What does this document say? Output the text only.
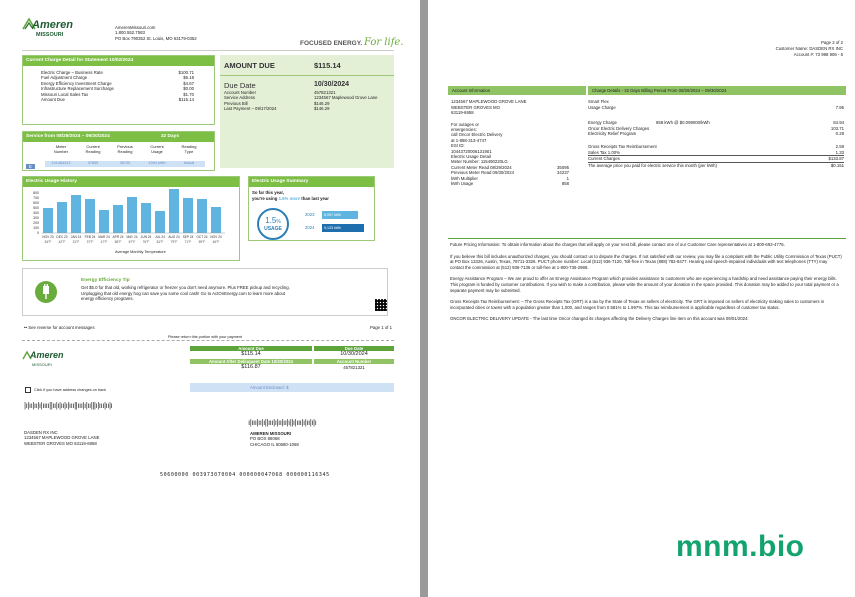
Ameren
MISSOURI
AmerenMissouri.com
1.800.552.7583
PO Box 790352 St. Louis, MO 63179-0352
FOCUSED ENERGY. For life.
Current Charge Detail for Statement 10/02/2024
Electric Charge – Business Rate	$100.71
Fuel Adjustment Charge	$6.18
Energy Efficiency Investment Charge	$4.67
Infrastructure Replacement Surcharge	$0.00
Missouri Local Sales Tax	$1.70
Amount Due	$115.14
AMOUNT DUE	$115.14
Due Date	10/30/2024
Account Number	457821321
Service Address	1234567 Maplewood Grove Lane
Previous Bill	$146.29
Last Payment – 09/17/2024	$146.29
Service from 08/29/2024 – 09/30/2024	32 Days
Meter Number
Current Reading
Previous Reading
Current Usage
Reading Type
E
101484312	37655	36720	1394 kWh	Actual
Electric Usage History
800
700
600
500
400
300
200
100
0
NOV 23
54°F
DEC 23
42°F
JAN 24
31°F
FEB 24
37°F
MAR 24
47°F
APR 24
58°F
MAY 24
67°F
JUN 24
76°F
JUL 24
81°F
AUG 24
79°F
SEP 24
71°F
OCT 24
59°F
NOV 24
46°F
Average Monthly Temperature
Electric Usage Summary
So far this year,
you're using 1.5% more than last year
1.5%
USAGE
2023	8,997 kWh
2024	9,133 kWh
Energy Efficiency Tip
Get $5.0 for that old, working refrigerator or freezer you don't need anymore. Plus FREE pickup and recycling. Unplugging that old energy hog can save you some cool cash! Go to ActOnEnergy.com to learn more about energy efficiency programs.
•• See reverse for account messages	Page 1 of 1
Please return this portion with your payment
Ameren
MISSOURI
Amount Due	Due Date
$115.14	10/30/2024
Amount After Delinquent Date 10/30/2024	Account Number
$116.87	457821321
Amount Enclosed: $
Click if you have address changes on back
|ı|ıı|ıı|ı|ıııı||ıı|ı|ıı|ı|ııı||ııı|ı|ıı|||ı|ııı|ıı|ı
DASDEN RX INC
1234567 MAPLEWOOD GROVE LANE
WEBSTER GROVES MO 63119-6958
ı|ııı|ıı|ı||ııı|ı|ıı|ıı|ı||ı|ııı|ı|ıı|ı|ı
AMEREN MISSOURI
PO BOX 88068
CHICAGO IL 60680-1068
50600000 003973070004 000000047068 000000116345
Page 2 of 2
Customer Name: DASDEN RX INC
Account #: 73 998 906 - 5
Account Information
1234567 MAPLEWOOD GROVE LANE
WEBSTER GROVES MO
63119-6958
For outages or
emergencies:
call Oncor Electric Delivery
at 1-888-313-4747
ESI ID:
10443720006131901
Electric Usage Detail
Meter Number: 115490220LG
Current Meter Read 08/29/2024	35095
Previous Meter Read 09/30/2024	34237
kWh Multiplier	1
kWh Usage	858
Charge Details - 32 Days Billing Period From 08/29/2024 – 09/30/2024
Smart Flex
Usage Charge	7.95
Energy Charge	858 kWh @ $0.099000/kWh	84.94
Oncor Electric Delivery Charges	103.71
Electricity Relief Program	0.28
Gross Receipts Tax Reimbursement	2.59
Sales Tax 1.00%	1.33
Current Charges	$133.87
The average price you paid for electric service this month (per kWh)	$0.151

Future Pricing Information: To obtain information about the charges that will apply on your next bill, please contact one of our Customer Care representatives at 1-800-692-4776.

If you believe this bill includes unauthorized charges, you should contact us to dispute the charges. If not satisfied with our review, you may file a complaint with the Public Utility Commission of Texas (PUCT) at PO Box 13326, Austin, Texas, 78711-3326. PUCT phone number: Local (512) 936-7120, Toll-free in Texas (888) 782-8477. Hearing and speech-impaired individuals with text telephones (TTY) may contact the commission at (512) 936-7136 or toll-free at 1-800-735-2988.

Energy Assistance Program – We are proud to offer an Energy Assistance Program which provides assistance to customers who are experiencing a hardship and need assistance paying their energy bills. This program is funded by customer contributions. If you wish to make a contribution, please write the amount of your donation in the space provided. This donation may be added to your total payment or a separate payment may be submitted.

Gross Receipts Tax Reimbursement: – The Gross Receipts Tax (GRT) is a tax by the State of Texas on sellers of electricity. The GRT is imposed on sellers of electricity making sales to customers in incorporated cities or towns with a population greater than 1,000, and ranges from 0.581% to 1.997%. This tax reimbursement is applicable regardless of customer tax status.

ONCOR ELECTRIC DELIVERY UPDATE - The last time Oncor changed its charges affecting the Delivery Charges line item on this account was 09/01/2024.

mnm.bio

————————

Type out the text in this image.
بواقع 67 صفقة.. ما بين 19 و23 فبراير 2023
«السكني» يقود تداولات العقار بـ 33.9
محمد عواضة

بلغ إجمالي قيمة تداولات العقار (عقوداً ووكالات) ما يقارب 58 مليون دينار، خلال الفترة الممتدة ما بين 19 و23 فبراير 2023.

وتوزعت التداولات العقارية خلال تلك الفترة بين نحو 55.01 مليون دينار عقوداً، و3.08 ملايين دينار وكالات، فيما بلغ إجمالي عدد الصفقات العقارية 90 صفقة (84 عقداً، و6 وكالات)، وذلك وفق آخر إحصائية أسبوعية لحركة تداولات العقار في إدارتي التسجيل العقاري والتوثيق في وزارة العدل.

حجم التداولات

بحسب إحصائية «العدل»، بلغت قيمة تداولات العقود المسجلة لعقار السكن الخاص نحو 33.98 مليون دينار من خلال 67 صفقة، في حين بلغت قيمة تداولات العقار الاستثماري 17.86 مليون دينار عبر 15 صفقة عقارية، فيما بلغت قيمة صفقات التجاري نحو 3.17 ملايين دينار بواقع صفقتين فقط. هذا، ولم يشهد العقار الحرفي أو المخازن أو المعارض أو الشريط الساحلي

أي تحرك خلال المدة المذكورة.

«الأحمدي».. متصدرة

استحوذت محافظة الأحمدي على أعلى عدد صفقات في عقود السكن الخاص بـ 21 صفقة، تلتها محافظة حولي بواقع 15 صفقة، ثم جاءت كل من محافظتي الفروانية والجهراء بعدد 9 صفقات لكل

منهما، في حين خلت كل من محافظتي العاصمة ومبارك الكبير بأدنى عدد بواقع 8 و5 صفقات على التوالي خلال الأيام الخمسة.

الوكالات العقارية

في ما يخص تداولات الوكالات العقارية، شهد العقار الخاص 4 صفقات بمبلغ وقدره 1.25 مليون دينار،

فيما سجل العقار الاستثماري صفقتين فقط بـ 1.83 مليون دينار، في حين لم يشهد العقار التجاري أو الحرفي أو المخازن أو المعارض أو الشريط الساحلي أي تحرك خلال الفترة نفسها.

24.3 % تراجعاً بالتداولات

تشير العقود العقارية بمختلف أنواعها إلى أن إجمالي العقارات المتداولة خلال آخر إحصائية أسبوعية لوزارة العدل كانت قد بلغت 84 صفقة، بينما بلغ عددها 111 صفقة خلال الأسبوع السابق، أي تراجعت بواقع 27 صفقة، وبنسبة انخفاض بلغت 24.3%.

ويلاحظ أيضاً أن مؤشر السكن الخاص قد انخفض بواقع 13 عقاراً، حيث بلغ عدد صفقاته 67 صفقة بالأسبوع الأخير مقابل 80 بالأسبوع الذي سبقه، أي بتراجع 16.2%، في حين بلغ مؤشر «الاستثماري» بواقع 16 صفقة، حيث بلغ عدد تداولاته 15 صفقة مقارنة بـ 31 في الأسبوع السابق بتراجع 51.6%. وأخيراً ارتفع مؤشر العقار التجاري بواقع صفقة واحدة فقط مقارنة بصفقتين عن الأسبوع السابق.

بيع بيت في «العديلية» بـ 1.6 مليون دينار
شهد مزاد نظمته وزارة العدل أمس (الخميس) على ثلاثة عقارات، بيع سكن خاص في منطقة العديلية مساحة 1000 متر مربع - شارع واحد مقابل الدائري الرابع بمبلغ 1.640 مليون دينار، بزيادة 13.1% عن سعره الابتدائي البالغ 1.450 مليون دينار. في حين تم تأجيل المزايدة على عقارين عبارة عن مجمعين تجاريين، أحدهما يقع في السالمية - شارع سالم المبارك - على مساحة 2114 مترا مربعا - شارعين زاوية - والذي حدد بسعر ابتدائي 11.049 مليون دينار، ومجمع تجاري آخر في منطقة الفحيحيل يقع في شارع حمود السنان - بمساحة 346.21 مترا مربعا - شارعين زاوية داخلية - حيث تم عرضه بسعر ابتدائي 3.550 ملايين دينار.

————————

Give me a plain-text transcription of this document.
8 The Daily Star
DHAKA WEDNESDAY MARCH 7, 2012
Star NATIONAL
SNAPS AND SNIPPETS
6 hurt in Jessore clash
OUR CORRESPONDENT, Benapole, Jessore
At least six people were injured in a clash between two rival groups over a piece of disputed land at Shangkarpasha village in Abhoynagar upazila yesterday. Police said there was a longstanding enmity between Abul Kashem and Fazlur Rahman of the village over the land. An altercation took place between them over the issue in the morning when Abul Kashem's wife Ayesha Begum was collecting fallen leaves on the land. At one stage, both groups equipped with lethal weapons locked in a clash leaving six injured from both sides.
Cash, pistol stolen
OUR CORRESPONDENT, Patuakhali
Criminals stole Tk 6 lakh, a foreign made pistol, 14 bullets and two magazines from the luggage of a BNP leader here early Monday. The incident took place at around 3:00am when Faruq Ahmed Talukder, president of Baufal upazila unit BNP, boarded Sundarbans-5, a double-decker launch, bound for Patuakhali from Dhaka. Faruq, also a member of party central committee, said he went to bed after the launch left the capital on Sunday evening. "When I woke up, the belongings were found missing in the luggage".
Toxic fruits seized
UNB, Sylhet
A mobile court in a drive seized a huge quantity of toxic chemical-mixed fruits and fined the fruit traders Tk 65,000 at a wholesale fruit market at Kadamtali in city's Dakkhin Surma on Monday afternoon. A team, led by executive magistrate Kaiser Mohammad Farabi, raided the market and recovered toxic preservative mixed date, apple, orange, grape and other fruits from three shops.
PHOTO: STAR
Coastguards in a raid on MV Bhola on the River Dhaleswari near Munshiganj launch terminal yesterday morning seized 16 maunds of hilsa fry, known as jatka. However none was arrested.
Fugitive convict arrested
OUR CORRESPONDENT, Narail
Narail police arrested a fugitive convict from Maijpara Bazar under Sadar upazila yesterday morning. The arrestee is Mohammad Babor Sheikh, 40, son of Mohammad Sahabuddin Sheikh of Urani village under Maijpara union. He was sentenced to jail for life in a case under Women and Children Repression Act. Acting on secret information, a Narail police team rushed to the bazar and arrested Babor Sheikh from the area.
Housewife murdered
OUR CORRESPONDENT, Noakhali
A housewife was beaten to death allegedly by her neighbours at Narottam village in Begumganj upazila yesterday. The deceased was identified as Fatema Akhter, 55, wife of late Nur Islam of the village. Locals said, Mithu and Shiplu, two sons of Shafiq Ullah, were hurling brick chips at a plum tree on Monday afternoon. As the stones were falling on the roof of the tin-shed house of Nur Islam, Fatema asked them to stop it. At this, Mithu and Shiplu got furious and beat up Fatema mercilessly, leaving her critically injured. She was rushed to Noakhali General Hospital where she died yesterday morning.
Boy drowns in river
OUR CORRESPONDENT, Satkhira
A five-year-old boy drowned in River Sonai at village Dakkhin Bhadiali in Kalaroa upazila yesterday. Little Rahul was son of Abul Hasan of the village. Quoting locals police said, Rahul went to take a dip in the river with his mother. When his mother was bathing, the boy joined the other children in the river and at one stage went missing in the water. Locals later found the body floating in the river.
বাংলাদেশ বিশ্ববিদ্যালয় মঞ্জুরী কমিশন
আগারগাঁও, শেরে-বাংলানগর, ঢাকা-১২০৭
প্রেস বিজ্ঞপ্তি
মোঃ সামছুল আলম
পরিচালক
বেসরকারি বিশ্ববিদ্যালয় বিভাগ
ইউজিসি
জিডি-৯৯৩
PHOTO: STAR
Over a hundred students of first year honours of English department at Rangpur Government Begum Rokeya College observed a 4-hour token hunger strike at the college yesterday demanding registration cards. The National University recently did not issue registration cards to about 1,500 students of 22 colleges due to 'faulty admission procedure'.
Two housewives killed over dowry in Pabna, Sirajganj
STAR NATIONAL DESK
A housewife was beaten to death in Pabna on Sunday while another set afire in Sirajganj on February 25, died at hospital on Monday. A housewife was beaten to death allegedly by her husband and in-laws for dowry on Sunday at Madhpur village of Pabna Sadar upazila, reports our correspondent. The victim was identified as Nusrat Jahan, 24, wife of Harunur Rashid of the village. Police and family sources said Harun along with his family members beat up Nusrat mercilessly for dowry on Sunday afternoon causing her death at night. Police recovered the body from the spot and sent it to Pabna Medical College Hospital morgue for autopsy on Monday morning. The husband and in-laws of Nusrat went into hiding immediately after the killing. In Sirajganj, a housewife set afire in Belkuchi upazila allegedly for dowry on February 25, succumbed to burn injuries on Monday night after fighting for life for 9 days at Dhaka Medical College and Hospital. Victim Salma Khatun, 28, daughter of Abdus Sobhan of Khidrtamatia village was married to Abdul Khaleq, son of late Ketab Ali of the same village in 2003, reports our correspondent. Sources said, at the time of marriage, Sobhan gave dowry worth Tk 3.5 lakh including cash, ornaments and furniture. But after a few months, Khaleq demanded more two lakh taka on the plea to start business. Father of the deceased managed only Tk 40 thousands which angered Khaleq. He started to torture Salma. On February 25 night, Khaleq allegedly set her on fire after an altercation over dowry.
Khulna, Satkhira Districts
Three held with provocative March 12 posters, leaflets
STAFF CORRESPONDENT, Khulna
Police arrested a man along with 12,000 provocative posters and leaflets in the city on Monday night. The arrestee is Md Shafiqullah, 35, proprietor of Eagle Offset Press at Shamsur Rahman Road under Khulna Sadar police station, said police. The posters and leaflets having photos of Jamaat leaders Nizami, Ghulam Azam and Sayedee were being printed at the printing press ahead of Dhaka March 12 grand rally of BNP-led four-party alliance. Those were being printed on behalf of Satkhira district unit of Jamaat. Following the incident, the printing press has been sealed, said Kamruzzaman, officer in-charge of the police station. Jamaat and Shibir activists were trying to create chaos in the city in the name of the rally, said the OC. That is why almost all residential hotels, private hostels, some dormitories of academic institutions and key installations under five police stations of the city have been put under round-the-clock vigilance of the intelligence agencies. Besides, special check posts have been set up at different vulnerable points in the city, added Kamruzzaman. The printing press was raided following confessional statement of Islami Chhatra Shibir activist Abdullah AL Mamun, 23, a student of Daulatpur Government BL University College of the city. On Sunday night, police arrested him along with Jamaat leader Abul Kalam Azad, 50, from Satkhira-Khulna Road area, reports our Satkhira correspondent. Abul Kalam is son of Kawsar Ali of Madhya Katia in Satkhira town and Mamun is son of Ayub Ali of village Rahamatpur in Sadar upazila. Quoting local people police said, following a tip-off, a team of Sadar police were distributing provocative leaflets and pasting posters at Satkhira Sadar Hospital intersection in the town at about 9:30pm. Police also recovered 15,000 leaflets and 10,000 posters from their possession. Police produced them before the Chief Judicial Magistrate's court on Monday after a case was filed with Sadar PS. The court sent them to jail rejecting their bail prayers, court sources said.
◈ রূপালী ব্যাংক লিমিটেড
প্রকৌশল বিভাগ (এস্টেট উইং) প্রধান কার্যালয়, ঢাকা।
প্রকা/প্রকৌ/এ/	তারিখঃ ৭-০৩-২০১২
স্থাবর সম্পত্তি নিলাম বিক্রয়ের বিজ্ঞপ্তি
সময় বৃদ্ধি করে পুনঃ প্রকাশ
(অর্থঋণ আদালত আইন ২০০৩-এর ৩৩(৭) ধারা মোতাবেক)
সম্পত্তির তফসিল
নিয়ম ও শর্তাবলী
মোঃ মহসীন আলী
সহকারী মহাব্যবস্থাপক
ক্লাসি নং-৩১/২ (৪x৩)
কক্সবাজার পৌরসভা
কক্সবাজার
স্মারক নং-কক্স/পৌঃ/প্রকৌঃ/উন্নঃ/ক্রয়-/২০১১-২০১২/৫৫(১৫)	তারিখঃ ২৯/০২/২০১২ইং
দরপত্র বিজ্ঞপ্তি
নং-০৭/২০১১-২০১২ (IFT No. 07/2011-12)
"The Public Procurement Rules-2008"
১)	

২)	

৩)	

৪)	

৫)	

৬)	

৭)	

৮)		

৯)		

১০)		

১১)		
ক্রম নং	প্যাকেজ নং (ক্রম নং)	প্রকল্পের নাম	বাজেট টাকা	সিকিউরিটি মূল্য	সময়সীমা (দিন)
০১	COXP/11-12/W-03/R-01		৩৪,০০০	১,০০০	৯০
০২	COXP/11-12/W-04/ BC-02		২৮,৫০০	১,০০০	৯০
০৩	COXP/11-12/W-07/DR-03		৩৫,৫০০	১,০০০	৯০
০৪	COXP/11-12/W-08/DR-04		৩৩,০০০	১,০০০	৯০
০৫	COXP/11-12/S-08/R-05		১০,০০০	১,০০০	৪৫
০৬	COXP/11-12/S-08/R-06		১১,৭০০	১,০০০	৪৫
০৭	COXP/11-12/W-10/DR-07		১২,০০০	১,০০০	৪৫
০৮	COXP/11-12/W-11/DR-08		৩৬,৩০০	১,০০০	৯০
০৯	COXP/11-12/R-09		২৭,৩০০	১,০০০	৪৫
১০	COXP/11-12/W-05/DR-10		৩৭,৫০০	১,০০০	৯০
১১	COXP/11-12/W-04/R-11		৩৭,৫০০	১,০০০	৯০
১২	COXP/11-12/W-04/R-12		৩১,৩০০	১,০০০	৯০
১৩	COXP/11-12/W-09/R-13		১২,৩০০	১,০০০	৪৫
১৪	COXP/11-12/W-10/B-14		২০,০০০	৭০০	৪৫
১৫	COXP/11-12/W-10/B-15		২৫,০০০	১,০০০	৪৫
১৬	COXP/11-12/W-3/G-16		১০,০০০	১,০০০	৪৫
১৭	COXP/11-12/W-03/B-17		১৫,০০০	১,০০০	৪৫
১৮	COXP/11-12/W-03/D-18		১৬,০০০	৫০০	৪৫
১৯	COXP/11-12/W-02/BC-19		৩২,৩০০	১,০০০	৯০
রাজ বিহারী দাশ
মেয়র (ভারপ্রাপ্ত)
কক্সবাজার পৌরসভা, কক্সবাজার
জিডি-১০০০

————————

Scan the records for the string "المخازن". Copy each line in which it appears.

Exercise response:
بحسب إحصائية «العدل»، بلغت قيمة تداولات العقود المسجلة لعقار السكن الخاص نحو 33.98 مليون دينار من خلال 67 صفقة، في حين بلغت قيمة تداولات العقار الاستثماري 17.86 مليون دينار عبر 15 صفقة عقارية، فيما بلغت قيمة صفقات التجاري نحو 3.17 ملايين دينار بواقع صفقتين فقط. هذا، ولم يشهد العقار الحرفي أو المخازن أو المعارض أو الشريط الساحلي
فيما سجل العقار الاستثماري صفقتين فقط بـ 1.83 مليون دينار، في حين لم يشهد العقار التجاري أو الحرفي أو المخازن أو المعارض أو الشريط الساحلي أي تحرك خلال الفترة نفسها.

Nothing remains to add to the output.